::: SUPPLIED INFORMATION

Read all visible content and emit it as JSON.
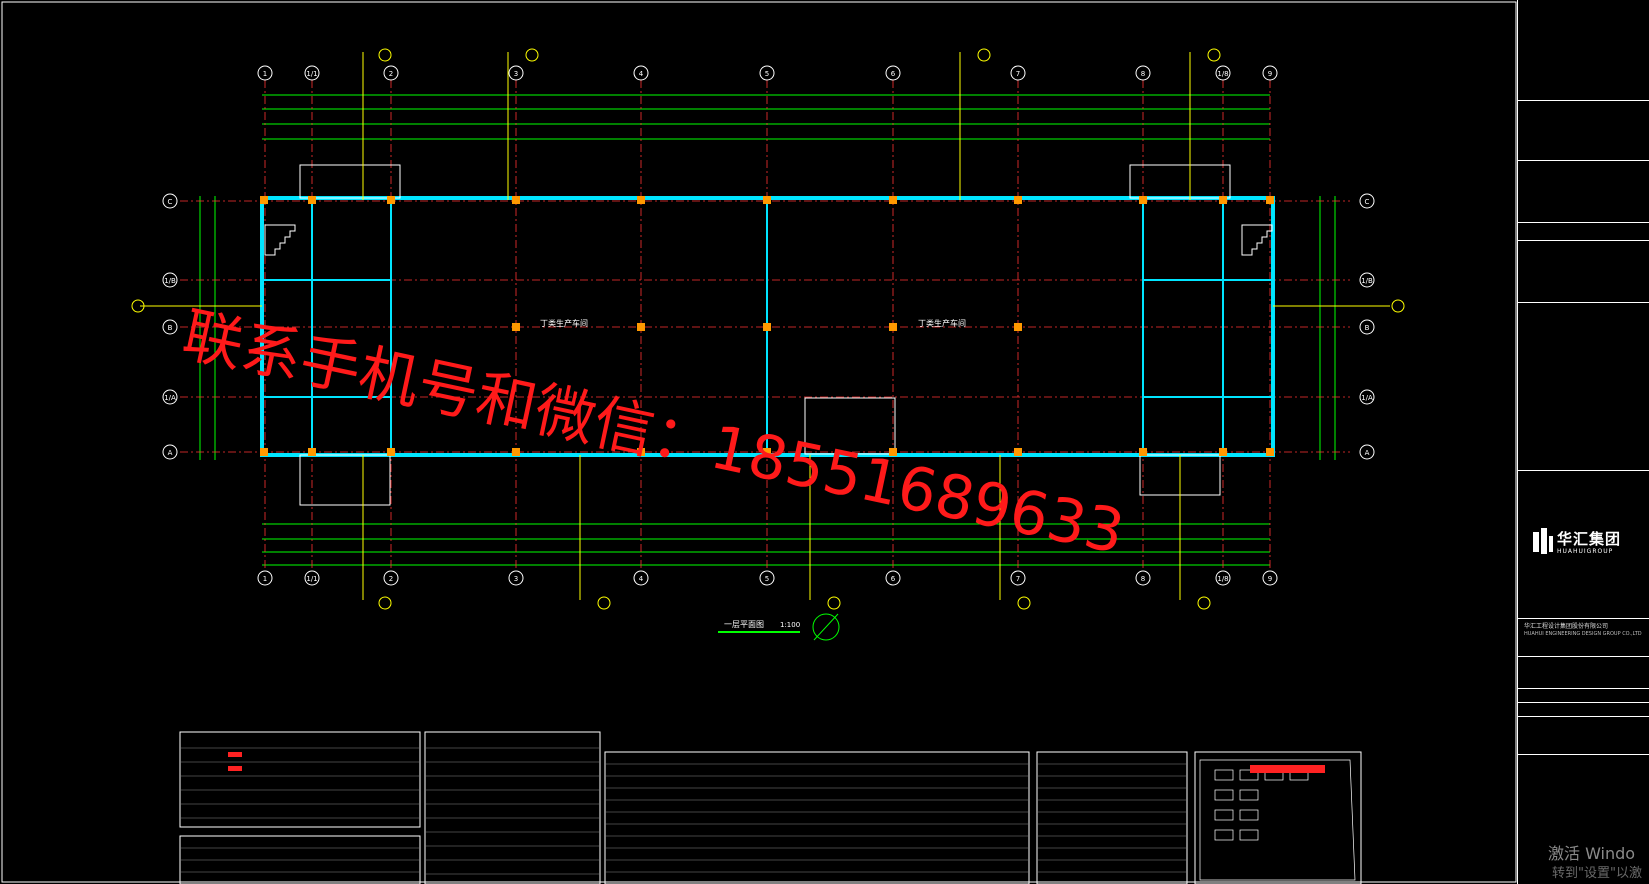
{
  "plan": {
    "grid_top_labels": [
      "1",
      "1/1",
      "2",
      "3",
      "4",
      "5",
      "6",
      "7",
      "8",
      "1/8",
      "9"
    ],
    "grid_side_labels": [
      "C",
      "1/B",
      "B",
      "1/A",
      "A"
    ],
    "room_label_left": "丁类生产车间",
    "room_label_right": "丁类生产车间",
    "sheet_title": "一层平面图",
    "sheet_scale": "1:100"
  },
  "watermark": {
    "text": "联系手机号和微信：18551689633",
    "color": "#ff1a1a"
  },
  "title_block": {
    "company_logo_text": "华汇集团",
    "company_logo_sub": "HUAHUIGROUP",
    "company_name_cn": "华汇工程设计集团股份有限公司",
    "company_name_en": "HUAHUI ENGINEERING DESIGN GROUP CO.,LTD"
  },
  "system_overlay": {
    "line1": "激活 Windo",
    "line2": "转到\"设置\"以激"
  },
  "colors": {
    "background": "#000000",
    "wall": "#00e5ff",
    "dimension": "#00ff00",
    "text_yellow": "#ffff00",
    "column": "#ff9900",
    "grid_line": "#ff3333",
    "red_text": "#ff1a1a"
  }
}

::::::
::: SUPPLIED INFORMATION

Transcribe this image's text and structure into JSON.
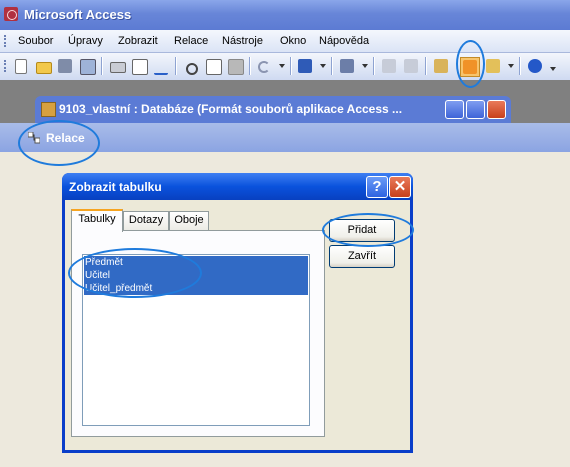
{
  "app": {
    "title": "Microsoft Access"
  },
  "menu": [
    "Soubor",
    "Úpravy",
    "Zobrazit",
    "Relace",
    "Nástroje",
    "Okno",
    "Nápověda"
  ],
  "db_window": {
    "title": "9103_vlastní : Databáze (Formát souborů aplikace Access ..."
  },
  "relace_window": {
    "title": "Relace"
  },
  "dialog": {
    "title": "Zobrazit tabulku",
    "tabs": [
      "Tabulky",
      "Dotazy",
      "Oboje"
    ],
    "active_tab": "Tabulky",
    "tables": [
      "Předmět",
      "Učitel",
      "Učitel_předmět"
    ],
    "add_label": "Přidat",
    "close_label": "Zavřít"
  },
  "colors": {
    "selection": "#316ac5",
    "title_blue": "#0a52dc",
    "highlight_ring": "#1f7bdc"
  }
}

::::::
::: SUPPLIED INFORMATION

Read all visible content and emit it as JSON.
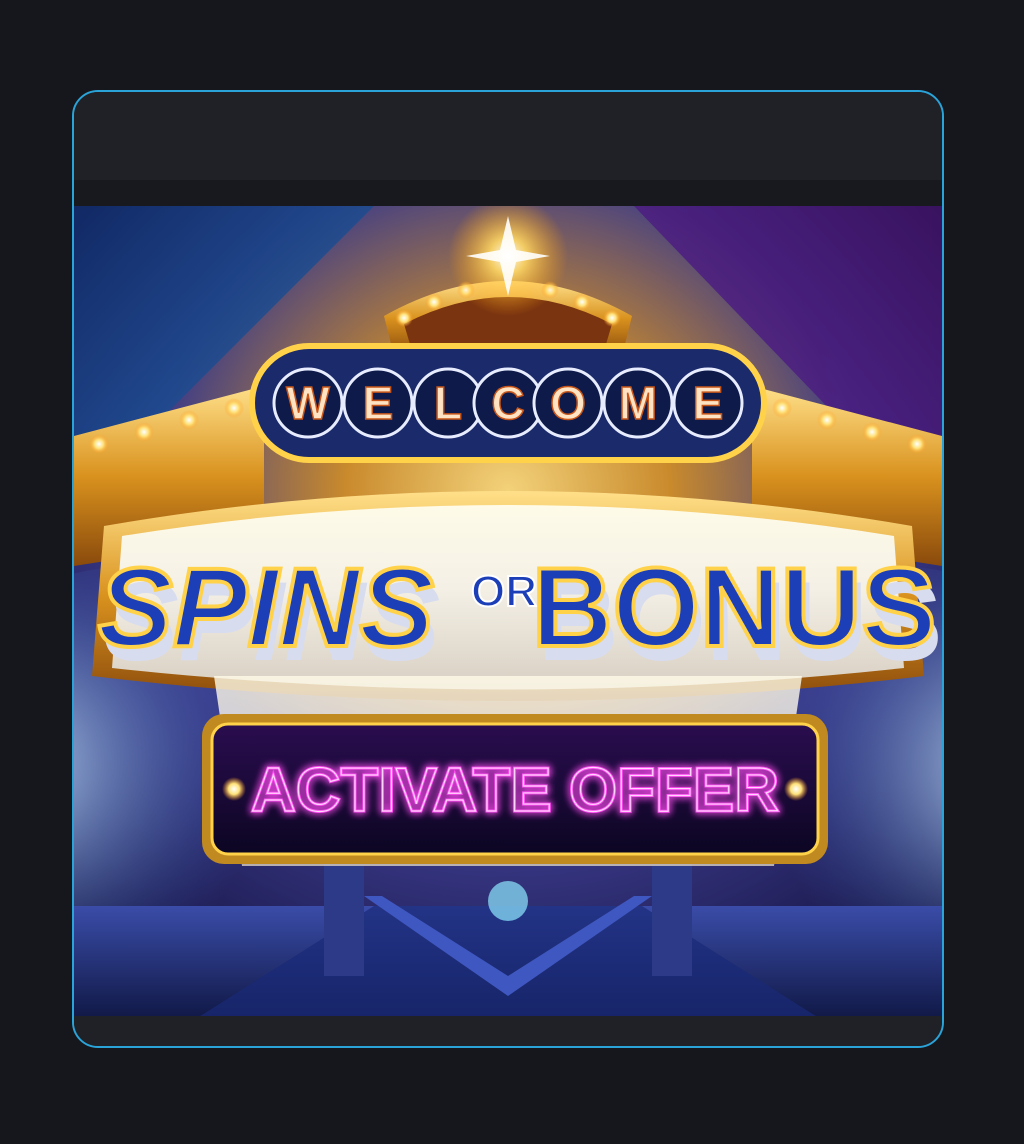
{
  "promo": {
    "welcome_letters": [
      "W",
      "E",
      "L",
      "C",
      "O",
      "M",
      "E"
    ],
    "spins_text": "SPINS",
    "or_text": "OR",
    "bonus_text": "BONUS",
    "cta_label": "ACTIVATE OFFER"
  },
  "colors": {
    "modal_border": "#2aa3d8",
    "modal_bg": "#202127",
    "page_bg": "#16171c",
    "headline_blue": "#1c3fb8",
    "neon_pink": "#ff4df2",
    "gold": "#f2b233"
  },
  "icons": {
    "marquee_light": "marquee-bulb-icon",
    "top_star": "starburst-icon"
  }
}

::::::

Pull out every line of the records above that contains the word "Access".

    "title": "Microsoft Access"
    "title": "9103_vlastní : Databáze (Formát souborů aplikace Access ..."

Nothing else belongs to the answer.